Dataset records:
********

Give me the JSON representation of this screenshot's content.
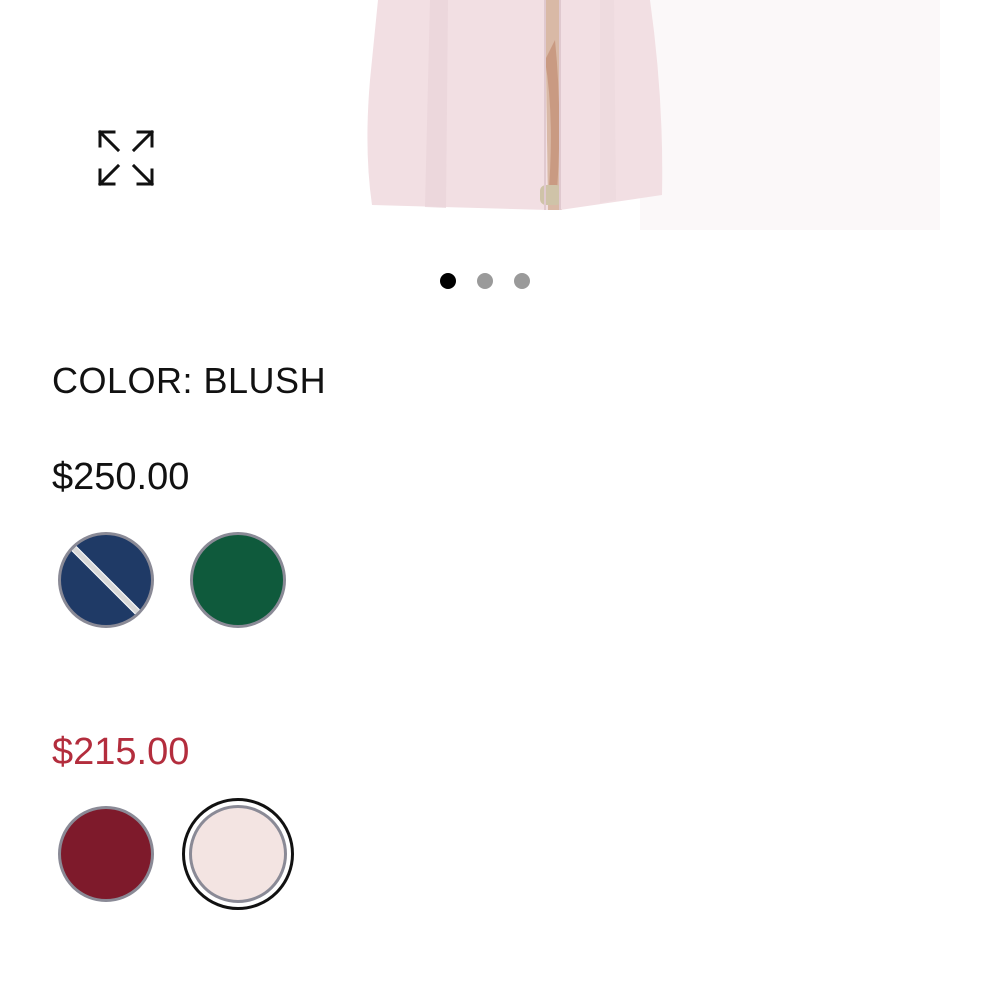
{
  "carousel": {
    "total_slides": 3,
    "active_index": 0
  },
  "icons": {
    "expand": "expand-arrows-icon"
  },
  "product": {
    "color_label": "COLOR: BLUSH",
    "selected_color": "Blush"
  },
  "price_groups": [
    {
      "price": "$250.00",
      "price_color": "#111111",
      "swatches": [
        {
          "color": "#1f3a66",
          "unavailable": true,
          "selected": false
        },
        {
          "color": "#0f5a3c",
          "unavailable": false,
          "selected": false
        }
      ]
    },
    {
      "price": "$215.00",
      "price_color": "#b32d3d",
      "swatches": [
        {
          "color": "#7e1a2b",
          "unavailable": false,
          "selected": false
        },
        {
          "color": "#f3e4e2",
          "unavailable": false,
          "selected": true
        }
      ]
    }
  ],
  "colors": {
    "dress_fill": "#f2dfe3",
    "sale_price": "#b32d3d",
    "active_dot": "#000000",
    "inactive_dot": "#9a9a9a"
  }
}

********

Written request
Output the data exactly. Pictures don't belong in the result.

The output
Give me the JSON representation of this screenshot's content.
{
  "carousel": {
    "total_slides": 3,
    "active_index": 0
  },
  "icons": {
    "expand": "expand-arrows-icon"
  },
  "product": {
    "color_label": "COLOR: BLUSH",
    "selected_color": "Blush"
  },
  "price_groups": [
    {
      "price": "$250.00",
      "price_color": "#111111",
      "swatches": [
        {
          "color": "#1f3a66",
          "unavailable": true,
          "selected": false
        },
        {
          "color": "#0f5a3c",
          "unavailable": false,
          "selected": false
        }
      ]
    },
    {
      "price": "$215.00",
      "price_color": "#b32d3d",
      "swatches": [
        {
          "color": "#7e1a2b",
          "unavailable": false,
          "selected": false
        },
        {
          "color": "#f3e4e2",
          "unavailable": false,
          "selected": true
        }
      ]
    }
  ],
  "colors": {
    "dress_fill": "#f2dfe3",
    "sale_price": "#b32d3d",
    "active_dot": "#000000",
    "inactive_dot": "#9a9a9a"
  }
}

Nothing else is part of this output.